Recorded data
☆ ☆ ☆ ☆ ☆
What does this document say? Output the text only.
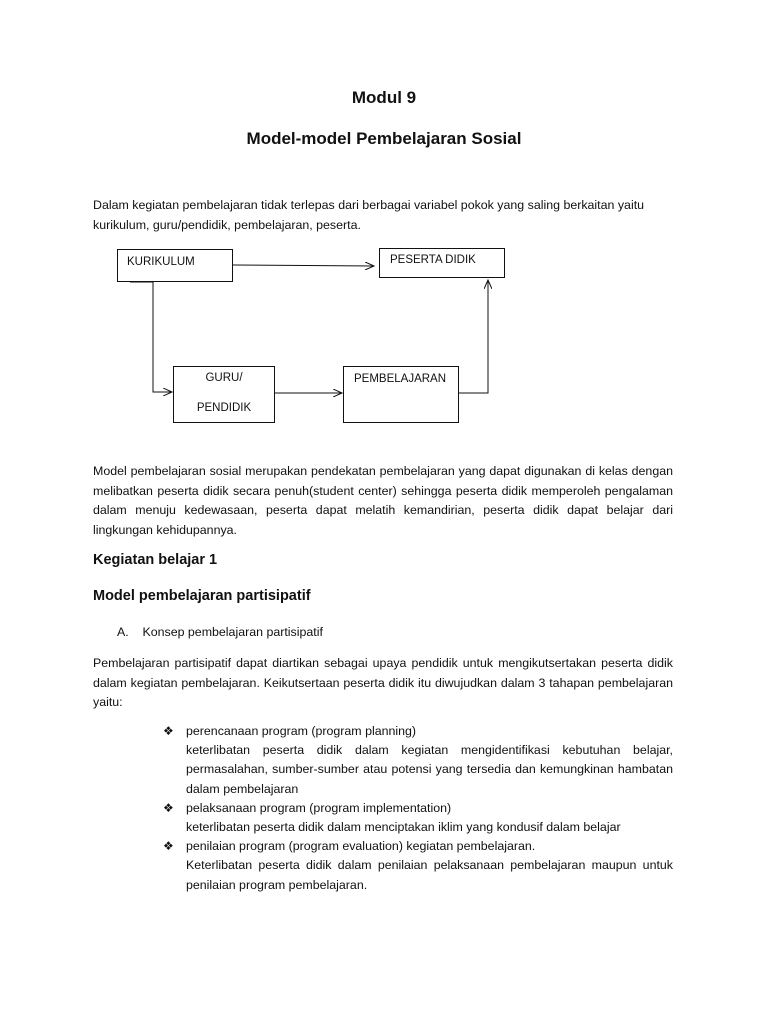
Modul 9
Model-model Pembelajaran Sosial

Dalam kegiatan pembelajaran tidak terlepas dari berbagai variabel pokok yang saling berkaitan yaitu kurikulum, guru/pendidik, pembelajaran, peserta.

KURIKULUM	PESERTA DIDIK
GURU/
PENDIDIK
PEMBELAJARAN

Model pembelajaran sosial merupakan pendekatan pembelajaran yang dapat digunakan di kelas dengan melibatkan peserta didik secara penuh(student center) sehingga peserta didik memperoleh pengalaman dalam menuju kedewasaan, peserta dapat melatih kemandirian, peserta didik dapat belajar dari lingkungan kehidupannya.

Kegiatan belajar 1
Model pembelajaran partisipatif
A. Konsep pembelajaran partisipatif

Pembelajaran partisipatif dapat diartikan sebagai upaya pendidik untuk mengikutsertakan peserta didik dalam kegiatan pembelajaran. Keikutsertaan peserta didik itu diwujudkan dalam 3 tahapan pembelajaran yaitu:

❖ perencanaan program (program planning)
keterlibatan peserta didik dalam kegiatan mengidentifikasi kebutuhan belajar, permasalahan, sumber-sumber atau potensi yang tersedia dan kemungkinan hambatan dalam pembelajaran
❖ pelaksanaan program (program implementation)
keterlibatan peserta didik dalam menciptakan iklim yang kondusif dalam belajar
❖ penilaian program (program evaluation) kegiatan pembelajaran.
Keterlibatan peserta didik dalam penilaian pelaksanaan pembelajaran maupun untuk penilaian program pembelajaran.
☆ ☆ ☆ ☆ ☆
Task to carry out
In the entries above, identify each line that includes the string "yaitu", then copy it.

Reply to the exercise
Dalam kegiatan pembelajaran tidak terlepas dari berbagai variabel pokok yang saling berkaitan yaitu kurikulum, guru/pendidik, pembelajaran, peserta.
Pembelajaran partisipatif dapat diartikan sebagai upaya pendidik untuk mengikutsertakan peserta didik dalam kegiatan pembelajaran. Keikutsertaan peserta didik itu diwujudkan dalam 3 tahapan pembelajaran yaitu:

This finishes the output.